■ Task details ■
Copy all lines that contain the word "Daonlathach".

(Records excerpted from a collection)

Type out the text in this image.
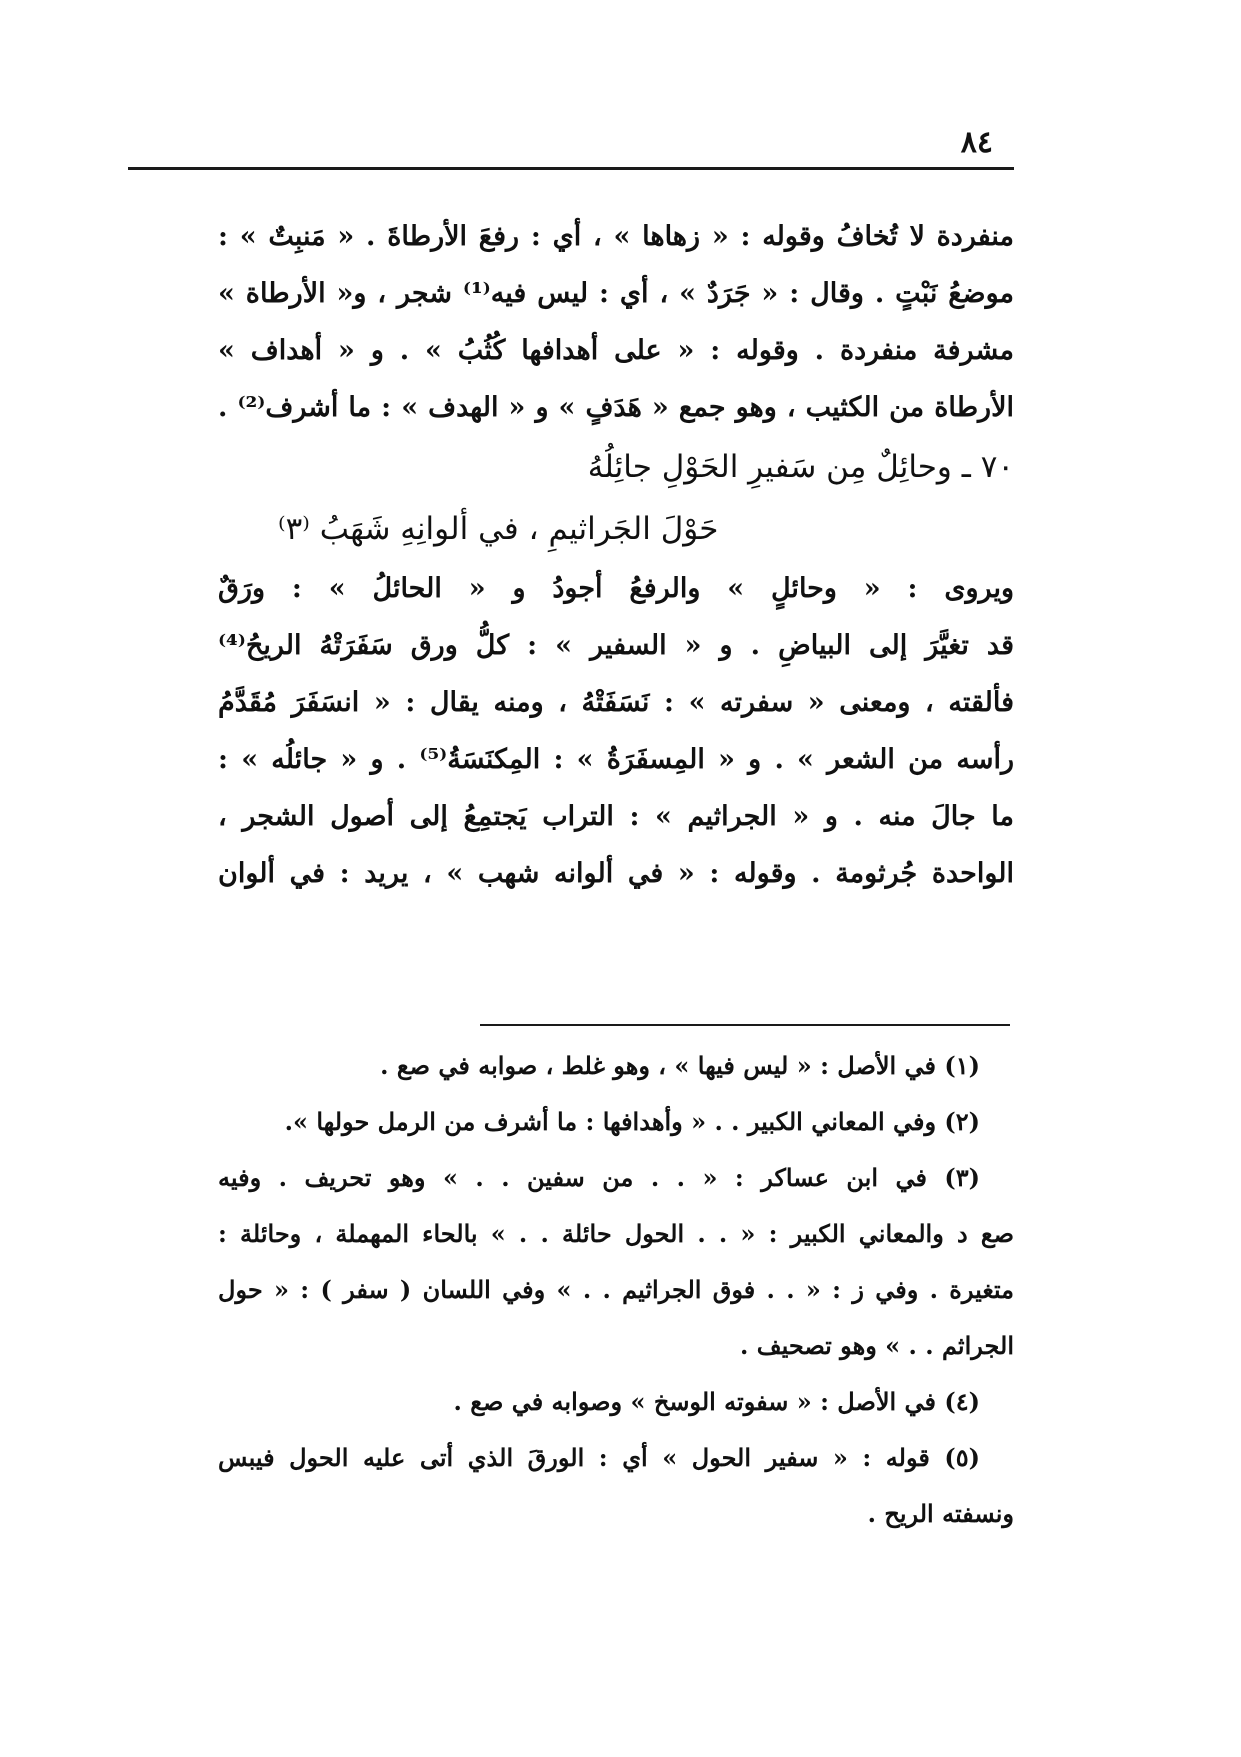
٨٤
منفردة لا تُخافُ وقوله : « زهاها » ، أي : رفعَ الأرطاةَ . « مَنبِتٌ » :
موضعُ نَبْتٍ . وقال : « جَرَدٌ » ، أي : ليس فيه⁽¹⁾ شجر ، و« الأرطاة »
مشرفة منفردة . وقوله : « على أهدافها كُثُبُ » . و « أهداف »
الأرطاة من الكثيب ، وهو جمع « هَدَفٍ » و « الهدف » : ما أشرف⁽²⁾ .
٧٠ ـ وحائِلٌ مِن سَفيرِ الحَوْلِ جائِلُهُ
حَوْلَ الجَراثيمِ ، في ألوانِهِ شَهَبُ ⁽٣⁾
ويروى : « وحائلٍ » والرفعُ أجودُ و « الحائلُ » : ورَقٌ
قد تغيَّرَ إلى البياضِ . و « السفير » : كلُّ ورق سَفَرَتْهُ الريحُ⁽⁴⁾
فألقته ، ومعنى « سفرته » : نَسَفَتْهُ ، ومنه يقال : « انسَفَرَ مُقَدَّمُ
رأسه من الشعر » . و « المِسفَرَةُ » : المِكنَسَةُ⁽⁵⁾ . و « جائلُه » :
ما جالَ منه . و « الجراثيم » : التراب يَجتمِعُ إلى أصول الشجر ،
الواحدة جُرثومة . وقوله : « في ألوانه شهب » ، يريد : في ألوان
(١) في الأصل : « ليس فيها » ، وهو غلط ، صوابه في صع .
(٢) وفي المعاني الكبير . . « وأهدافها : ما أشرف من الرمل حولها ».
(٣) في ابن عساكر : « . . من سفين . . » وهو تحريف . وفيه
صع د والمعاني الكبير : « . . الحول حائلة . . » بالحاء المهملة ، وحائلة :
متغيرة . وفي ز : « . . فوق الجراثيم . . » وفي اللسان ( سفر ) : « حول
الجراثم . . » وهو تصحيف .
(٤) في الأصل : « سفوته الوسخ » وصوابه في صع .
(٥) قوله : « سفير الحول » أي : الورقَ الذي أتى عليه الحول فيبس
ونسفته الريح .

* * *

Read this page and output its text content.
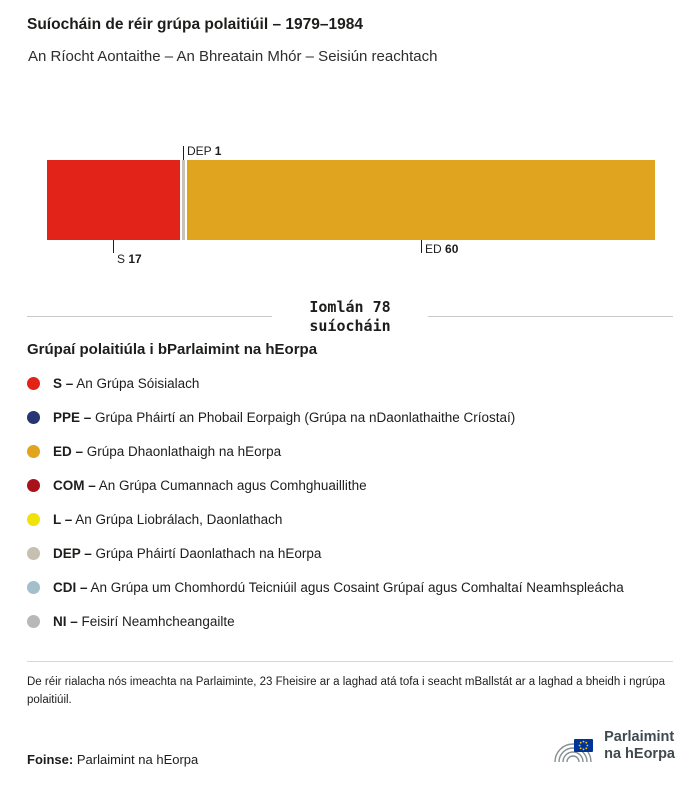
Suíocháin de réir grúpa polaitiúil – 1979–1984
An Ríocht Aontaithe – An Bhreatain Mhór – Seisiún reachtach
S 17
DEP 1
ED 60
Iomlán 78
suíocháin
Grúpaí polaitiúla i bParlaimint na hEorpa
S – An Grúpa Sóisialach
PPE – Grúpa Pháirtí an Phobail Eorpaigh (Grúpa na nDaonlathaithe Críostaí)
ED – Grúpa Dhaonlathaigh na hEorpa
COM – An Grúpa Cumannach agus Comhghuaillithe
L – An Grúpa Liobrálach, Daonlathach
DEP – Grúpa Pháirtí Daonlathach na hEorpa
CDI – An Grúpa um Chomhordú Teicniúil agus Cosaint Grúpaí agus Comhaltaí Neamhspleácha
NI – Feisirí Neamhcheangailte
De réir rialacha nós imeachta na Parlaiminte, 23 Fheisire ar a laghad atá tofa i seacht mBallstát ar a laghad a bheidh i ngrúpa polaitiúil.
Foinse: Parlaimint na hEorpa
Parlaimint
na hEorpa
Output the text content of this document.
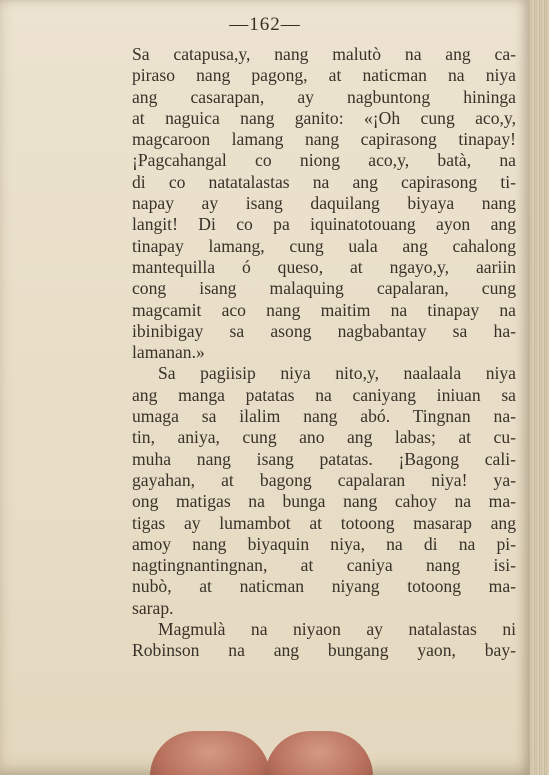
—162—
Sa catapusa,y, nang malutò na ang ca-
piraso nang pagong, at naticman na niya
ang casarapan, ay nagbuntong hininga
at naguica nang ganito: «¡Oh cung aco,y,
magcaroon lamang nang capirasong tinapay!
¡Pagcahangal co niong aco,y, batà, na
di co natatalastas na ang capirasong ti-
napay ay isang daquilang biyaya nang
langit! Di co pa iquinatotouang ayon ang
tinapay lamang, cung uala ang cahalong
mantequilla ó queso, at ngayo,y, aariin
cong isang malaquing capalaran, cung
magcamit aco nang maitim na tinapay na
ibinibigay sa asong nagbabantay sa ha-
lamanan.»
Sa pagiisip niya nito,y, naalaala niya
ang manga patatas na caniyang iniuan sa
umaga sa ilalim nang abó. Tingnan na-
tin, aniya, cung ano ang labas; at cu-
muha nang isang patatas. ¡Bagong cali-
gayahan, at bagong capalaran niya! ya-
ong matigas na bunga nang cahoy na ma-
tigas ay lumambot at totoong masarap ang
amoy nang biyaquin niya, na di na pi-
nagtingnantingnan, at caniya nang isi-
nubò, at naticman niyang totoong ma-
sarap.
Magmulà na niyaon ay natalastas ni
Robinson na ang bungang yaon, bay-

■ Task output ■
L – An Grúpa Liobrálach, Daonlathach
DEP – Grúpa Pháirtí Daonlathach na hEorpa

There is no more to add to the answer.